Task statement: Read the records and write them out again exactly.
===== Task material
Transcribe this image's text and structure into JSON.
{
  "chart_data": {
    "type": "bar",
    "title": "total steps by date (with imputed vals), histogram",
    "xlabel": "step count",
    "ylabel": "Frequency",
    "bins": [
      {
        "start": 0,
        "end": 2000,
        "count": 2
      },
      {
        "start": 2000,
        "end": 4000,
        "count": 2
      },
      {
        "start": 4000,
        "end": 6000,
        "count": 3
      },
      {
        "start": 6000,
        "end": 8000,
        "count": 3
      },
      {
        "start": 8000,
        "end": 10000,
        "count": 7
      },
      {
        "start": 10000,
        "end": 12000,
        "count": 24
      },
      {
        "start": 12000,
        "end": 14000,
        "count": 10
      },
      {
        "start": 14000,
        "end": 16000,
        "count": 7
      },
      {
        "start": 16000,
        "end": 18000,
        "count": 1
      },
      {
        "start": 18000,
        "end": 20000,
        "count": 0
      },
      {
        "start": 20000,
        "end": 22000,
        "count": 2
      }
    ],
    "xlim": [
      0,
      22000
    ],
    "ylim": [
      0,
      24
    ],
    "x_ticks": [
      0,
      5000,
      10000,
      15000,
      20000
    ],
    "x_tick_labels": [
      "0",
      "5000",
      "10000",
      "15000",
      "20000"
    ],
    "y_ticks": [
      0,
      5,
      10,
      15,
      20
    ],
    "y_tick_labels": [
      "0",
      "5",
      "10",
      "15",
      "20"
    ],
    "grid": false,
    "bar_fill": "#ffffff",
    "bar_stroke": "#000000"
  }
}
==========
Reply:
Transcribe this image's text and structure into JSON.
{
  "chart_data": {
    "type": "bar",
    "title": "total steps by date (with imputed vals), histogram",
    "xlabel": "step count",
    "ylabel": "Frequency",
    "bins": [
      {
        "start": 0,
        "end": 2000,
        "count": 2
      },
      {
        "start": 2000,
        "end": 4000,
        "count": 2
      },
      {
        "start": 4000,
        "end": 6000,
        "count": 3
      },
      {
        "start": 6000,
        "end": 8000,
        "count": 3
      },
      {
        "start": 8000,
        "end": 10000,
        "count": 7
      },
      {
        "start": 10000,
        "end": 12000,
        "count": 24
      },
      {
        "start": 12000,
        "end": 14000,
        "count": 10
      },
      {
        "start": 14000,
        "end": 16000,
        "count": 7
      },
      {
        "start": 16000,
        "end": 18000,
        "count": 1
      },
      {
        "start": 18000,
        "end": 20000,
        "count": 0
      },
      {
        "start": 20000,
        "end": 22000,
        "count": 2
      }
    ],
    "xlim": [
      0,
      22000
    ],
    "ylim": [
      0,
      24
    ],
    "x_ticks": [
      0,
      5000,
      10000,
      15000,
      20000
    ],
    "x_tick_labels": [
      "0",
      "5000",
      "10000",
      "15000",
      "20000"
    ],
    "y_ticks": [
      0,
      5,
      10,
      15,
      20
    ],
    "y_tick_labels": [
      "0",
      "5",
      "10",
      "15",
      "20"
    ],
    "grid": false,
    "bar_fill": "#ffffff",
    "bar_stroke": "#000000"
  }
}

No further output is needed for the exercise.